**** GIVEN RECORDS

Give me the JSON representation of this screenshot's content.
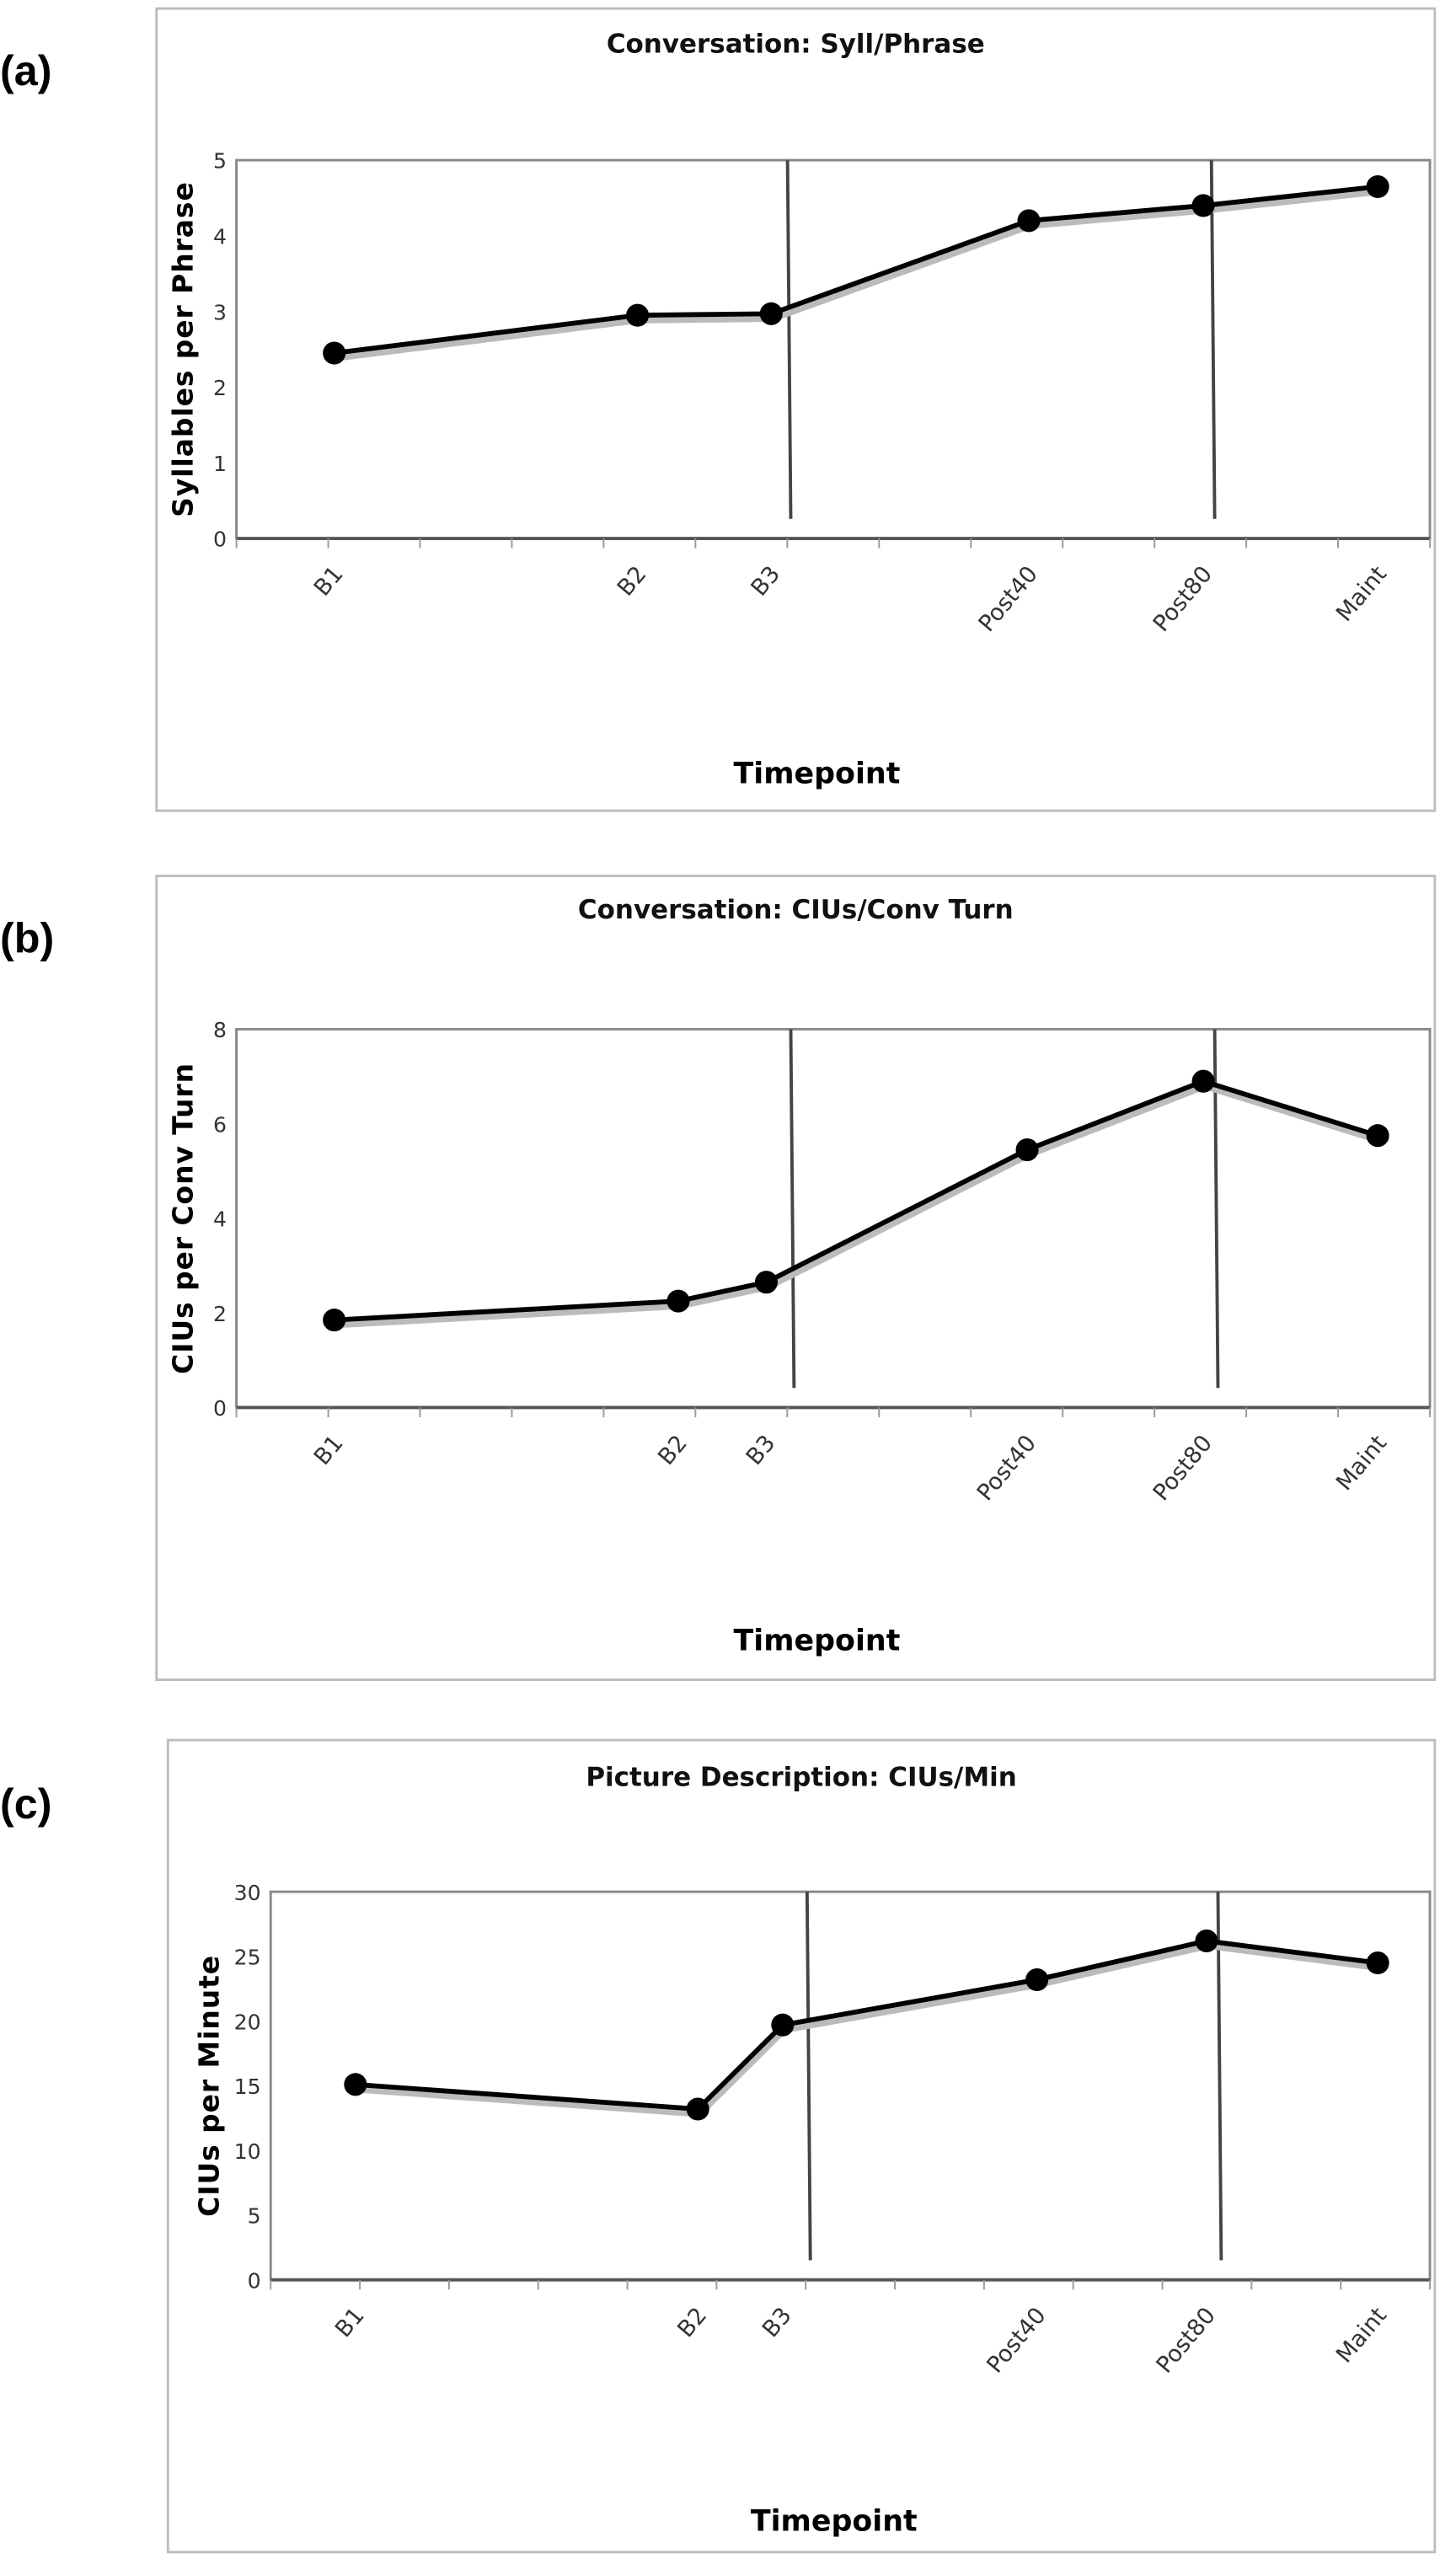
{
  "chart_data": [
    {
      "panel": "(a)",
      "type": "line",
      "title": "Conversation: Syll/Phrase",
      "xlabel": "Timepoint",
      "ylabel": "Syllables per Phrase",
      "categories": [
        "B1",
        "B2",
        "B3",
        "Post40",
        "Post80",
        "Maint"
      ],
      "values": [
        2.45,
        2.95,
        2.97,
        4.2,
        4.4,
        4.65
      ],
      "ylim": [
        0,
        5
      ],
      "yticks": [
        "0",
        "1",
        "2",
        "3",
        "4",
        "5"
      ],
      "phase_markers": [
        "after B3",
        "after Post80"
      ],
      "grid": false
    },
    {
      "panel": "(b)",
      "type": "line",
      "title": "Conversation: CIUs/Conv Turn",
      "xlabel": "Timepoint",
      "ylabel": "CIUs per Conv Turn",
      "categories": [
        "B1",
        "B2",
        "B3",
        "Post40",
        "Post80",
        "Maint"
      ],
      "values": [
        1.85,
        2.25,
        2.65,
        5.45,
        6.9,
        5.75
      ],
      "ylim": [
        0,
        8
      ],
      "yticks": [
        "0",
        "2",
        "4",
        "6",
        "8"
      ],
      "phase_markers": [
        "after B3",
        "after Post80"
      ],
      "grid": false
    },
    {
      "panel": "(c)",
      "type": "line",
      "title": "Picture Description: CIUs/Min",
      "xlabel": "Timepoint",
      "ylabel": "CIUs per Minute",
      "categories": [
        "B1",
        "B2",
        "B3",
        "Post40",
        "Post80",
        "Maint"
      ],
      "values": [
        15.1,
        13.2,
        19.7,
        23.2,
        26.2,
        24.5
      ],
      "ylim": [
        0,
        30
      ],
      "yticks": [
        "0",
        "5",
        "10",
        "15",
        "20",
        "25",
        "30"
      ],
      "phase_markers": [
        "after B3",
        "after Post80"
      ],
      "grid": false
    }
  ]
}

********

Exclude the images and reproduce the remaining data exactly.

Give me the JSON representation of this screenshot's content.
{
  "chart_data": [
    {
      "panel": "(a)",
      "type": "line",
      "title": "Conversation: Syll/Phrase",
      "xlabel": "Timepoint",
      "ylabel": "Syllables per Phrase",
      "categories": [
        "B1",
        "B2",
        "B3",
        "Post40",
        "Post80",
        "Maint"
      ],
      "values": [
        2.45,
        2.95,
        2.97,
        4.2,
        4.4,
        4.65
      ],
      "ylim": [
        0,
        5
      ],
      "yticks": [
        "0",
        "1",
        "2",
        "3",
        "4",
        "5"
      ],
      "phase_markers": [
        "after B3",
        "after Post80"
      ],
      "grid": false
    },
    {
      "panel": "(b)",
      "type": "line",
      "title": "Conversation: CIUs/Conv Turn",
      "xlabel": "Timepoint",
      "ylabel": "CIUs per Conv Turn",
      "categories": [
        "B1",
        "B2",
        "B3",
        "Post40",
        "Post80",
        "Maint"
      ],
      "values": [
        1.85,
        2.25,
        2.65,
        5.45,
        6.9,
        5.75
      ],
      "ylim": [
        0,
        8
      ],
      "yticks": [
        "0",
        "2",
        "4",
        "6",
        "8"
      ],
      "phase_markers": [
        "after B3",
        "after Post80"
      ],
      "grid": false
    },
    {
      "panel": "(c)",
      "type": "line",
      "title": "Picture Description: CIUs/Min",
      "xlabel": "Timepoint",
      "ylabel": "CIUs per Minute",
      "categories": [
        "B1",
        "B2",
        "B3",
        "Post40",
        "Post80",
        "Maint"
      ],
      "values": [
        15.1,
        13.2,
        19.7,
        23.2,
        26.2,
        24.5
      ],
      "ylim": [
        0,
        30
      ],
      "yticks": [
        "0",
        "5",
        "10",
        "15",
        "20",
        "25",
        "30"
      ],
      "phase_markers": [
        "after B3",
        "after Post80"
      ],
      "grid": false
    }
  ]
}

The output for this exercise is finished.